Extracted records:

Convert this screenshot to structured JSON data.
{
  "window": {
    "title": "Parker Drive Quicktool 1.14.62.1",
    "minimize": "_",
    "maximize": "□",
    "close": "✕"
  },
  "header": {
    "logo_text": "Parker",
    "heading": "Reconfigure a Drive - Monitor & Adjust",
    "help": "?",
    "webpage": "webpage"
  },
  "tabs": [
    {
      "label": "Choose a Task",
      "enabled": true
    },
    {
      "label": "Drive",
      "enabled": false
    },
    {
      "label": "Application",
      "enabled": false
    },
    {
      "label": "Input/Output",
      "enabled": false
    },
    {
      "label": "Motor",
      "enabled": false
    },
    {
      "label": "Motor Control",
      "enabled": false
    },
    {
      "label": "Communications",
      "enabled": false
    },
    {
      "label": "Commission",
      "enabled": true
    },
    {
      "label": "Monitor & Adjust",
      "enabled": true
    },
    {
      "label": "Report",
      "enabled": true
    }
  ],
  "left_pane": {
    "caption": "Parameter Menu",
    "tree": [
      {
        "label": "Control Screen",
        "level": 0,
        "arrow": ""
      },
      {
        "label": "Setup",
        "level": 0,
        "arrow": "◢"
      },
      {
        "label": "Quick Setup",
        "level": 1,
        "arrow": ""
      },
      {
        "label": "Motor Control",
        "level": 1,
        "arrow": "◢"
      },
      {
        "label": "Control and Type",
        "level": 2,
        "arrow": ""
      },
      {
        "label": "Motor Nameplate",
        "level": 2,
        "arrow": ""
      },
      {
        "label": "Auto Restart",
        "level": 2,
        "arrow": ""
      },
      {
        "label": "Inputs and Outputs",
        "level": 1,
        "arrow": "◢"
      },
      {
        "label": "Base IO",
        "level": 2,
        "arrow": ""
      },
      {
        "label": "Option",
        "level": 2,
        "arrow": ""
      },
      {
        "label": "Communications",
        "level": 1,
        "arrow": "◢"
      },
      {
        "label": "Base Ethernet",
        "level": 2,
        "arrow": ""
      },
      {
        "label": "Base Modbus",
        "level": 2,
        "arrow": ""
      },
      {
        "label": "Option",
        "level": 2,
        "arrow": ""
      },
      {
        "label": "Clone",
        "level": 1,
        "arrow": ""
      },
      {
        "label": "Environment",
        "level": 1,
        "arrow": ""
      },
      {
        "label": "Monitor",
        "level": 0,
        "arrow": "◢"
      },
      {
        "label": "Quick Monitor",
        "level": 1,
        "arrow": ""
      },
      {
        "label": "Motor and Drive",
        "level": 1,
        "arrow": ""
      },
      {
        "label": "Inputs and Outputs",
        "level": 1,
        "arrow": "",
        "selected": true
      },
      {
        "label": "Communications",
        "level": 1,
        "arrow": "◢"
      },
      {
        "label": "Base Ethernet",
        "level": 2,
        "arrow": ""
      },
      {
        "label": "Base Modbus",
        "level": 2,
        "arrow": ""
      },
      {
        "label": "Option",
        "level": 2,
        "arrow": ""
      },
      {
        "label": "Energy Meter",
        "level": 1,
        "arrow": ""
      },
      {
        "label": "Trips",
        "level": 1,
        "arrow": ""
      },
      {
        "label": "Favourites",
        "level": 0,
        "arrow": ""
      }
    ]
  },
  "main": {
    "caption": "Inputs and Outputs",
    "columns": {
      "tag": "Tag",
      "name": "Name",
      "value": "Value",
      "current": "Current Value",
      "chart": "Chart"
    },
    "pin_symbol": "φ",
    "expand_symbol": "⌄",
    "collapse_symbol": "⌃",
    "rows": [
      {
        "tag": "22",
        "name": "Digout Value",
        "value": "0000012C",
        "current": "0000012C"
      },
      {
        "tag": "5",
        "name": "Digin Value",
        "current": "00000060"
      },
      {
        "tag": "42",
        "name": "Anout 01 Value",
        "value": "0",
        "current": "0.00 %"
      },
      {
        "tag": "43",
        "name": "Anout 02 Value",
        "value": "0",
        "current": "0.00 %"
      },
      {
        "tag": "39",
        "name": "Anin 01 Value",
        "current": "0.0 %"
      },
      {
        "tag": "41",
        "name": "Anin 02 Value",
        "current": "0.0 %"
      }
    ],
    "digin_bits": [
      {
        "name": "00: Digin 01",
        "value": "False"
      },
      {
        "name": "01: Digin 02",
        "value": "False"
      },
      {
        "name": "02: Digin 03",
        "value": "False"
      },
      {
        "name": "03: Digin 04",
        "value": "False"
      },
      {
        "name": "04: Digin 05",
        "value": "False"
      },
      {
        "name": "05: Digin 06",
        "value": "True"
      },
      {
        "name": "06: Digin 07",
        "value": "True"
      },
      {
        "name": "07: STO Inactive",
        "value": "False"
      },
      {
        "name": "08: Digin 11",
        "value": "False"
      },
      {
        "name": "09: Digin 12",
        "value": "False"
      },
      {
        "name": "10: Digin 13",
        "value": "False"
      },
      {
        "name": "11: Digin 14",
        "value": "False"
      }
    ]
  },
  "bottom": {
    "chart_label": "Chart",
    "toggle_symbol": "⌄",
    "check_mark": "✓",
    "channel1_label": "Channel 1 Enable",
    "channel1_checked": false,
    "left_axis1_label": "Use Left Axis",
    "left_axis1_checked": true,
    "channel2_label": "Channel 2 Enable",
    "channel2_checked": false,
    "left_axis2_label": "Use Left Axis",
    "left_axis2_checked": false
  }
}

Work instructions: Scan the material and collect every line that contains "Parker".

Response below:
    "title": "Parker Drive Quicktool 1.14.62.1",
    "logo_text": "Parker",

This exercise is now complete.